* BEGIN THE INPUT *

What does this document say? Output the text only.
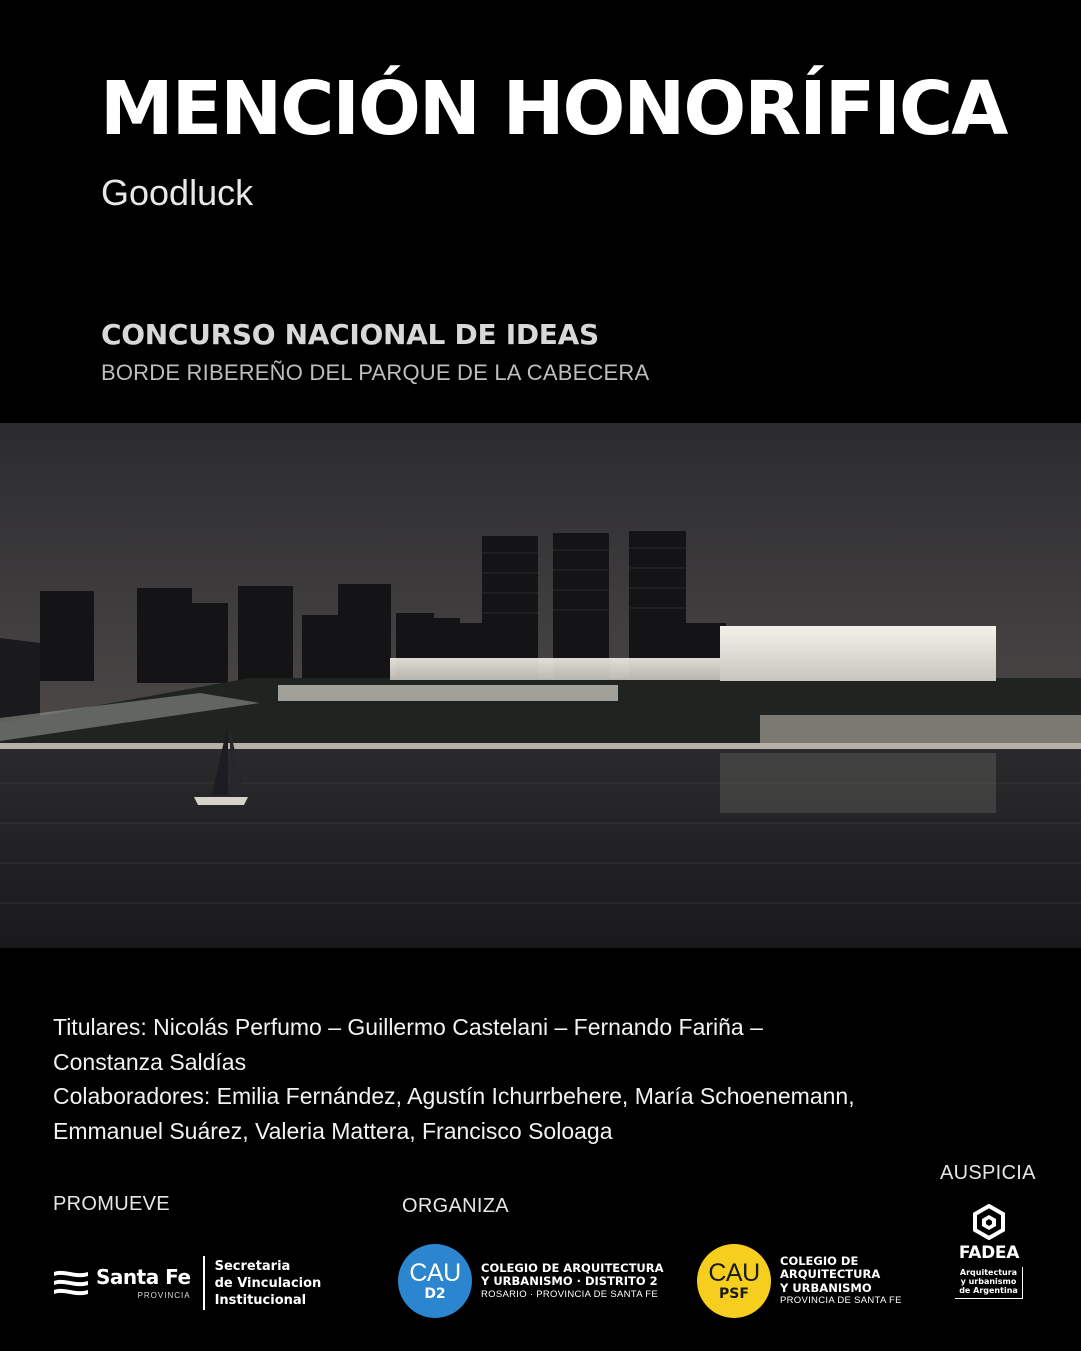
MENCIÓN HONORÍFICA
Goodluck
CONCURSO NACIONAL DE IDEAS
BORDE RIBEREÑO DEL PARQUE DE LA CABECERA
Titulares: Nicolás Perfumo – Guillermo Castelani – Fernando Fariña –
Constanza Saldías
Colaboradores: Emilia Fernández, Agustín Ichurrbehere, María Schoenemann,
Emmanuel Suárez, Valeria Mattera, Francisco Soloaga
PROMUEVE	ORGANIZA
AUSPICIA
Santa Fe
PROVINCIA
Secretaria
de Vinculacion
Institucional
CAU
D2
COLEGIO DE ARQUITECTURA
Y URBANISMO · DISTRITO 2
ROSARIO · PROVINCIA DE SANTA FE
CAU
PSF
COLEGIO DE
ARQUITECTURA
Y URBANISMO
PROVINCIA DE SANTA FE
FADEA
Arquitectura
y urbanismo
de Argentina
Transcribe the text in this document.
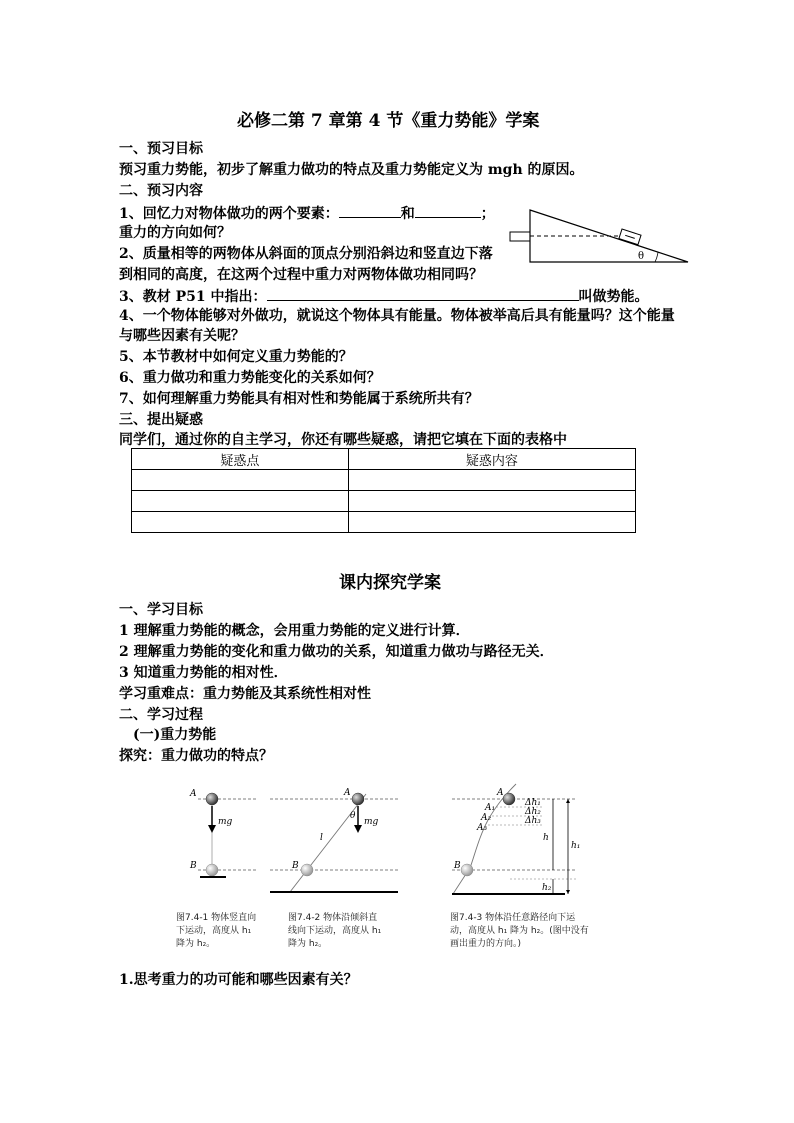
必修二第 7 章第 4 节《重力势能》学案
一、预习目标
预习重力势能，初步了解重力做功的特点及重力势能定义为 mgh 的原因。
二、预习内容
1、回忆力对物体做功的两个要素：	和	；
重力的方向如何？
2、质量相等的两物体从斜面的顶点分别沿斜边和竖直边下落
到相同的高度，在这两个过程中重力对两物体做功相同吗？
θ
3、教材 P51 中指出：	叫做势能。
4、一个物体能够对外做功，就说这个物体具有能量。物体被举高后具有能量吗？这个能量
与哪些因素有关呢？
5、本节教材中如何定义重力势能的？
6、重力做功和重力势能变化的关系如何？
7、如何理解重力势能具有相对性和势能属于系统所共有？
三、提出疑惑
同学们，通过你的自主学习，你还有哪些疑惑，请把它填在下面的表格中
疑惑点	疑惑内容

课内探究学案
一、学习目标
1 理解重力势能的概念，会用重力势能的定义进行计算．
2 理解重力势能的变化和重力做功的关系，知道重力做功与路径无关．
3 知道重力势能的相对性．
学习重难点：重力势能及其系统性相对性
二、学习过程
(一)重力势能
探究：重力做功的特点？
A
B
mg
A
B
mg
θ
l
A
B
A₁
A₂
A₃
Δh₁
Δh₂
Δh₃
h
h₁
h₂
图7.4-1 物体竖直向下运动，高度从 h₁ 降为 h₂。
图7.4-2 物体沿倾斜直线向下运动，高度从 h₁ 降为 h₂。
图7.4-3 物体沿任意路径向下运动，高度从 h₁ 降为 h₂。(图中没有画出重力的方向。)
1.思考重力的功可能和哪些因素有关？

* END THE INPUT *

▸ **STATED TASK**:
Set down all the data again exactly as above, pictures excluded.

▸ **RESULT OF THIS EXERCISE**:
What does this document say? Output the text only.
MENCIÓN HONORÍFICA
Goodluck
CONCURSO NACIONAL DE IDEAS
BORDE RIBEREÑO DEL PARQUE DE LA CABECERA
Titulares: Nicolás Perfumo – Guillermo Castelani – Fernando Fariña –
Constanza Saldías
Colaboradores: Emilia Fernández, Agustín Ichurrbehere, María Schoenemann,
Emmanuel Suárez, Valeria Mattera, Francisco Soloaga
PROMUEVE	ORGANIZA
AUSPICIA
Santa Fe
PROVINCIA
Secretaria
de Vinculacion
Institucional
CAU
D2
COLEGIO DE ARQUITECTURA
Y URBANISMO · DISTRITO 2
ROSARIO · PROVINCIA DE SANTA FE
CAU
PSF
COLEGIO DE
ARQUITECTURA
Y URBANISMO
PROVINCIA DE SANTA FE
FADEA
Arquitectura
y urbanismo
de Argentina
Transcribe the text in this document.
必修二第 7 章第 4 节《重力势能》学案
一、预习目标
预习重力势能，初步了解重力做功的特点及重力势能定义为 mgh 的原因。
二、预习内容
1、回忆力对物体做功的两个要素：	和	；
重力的方向如何？
2、质量相等的两物体从斜面的顶点分别沿斜边和竖直边下落
到相同的高度，在这两个过程中重力对两物体做功相同吗？
θ
3、教材 P51 中指出：	叫做势能。
4、一个物体能够对外做功，就说这个物体具有能量。物体被举高后具有能量吗？这个能量
与哪些因素有关呢？
5、本节教材中如何定义重力势能的？
6、重力做功和重力势能变化的关系如何？
7、如何理解重力势能具有相对性和势能属于系统所共有？
三、提出疑惑
同学们，通过你的自主学习，你还有哪些疑惑，请把它填在下面的表格中
疑惑点	疑惑内容

课内探究学案
一、学习目标
1 理解重力势能的概念，会用重力势能的定义进行计算．
2 理解重力势能的变化和重力做功的关系，知道重力做功与路径无关．
3 知道重力势能的相对性．
学习重难点：重力势能及其系统性相对性
二、学习过程
(一)重力势能
探究：重力做功的特点？
A
B
mg
A
B
mg
θ
l
A
B
A₁
A₂
A₃
Δh₁
Δh₂
Δh₃
h
h₁
h₂
图7.4-1 物体竖直向下运动，高度从 h₁ 降为 h₂。
图7.4-2 物体沿倾斜直线向下运动，高度从 h₁ 降为 h₂。
图7.4-3 物体沿任意路径向下运动，高度从 h₁ 降为 h₂。(图中没有画出重力的方向。)
1.思考重力的功可能和哪些因素有关？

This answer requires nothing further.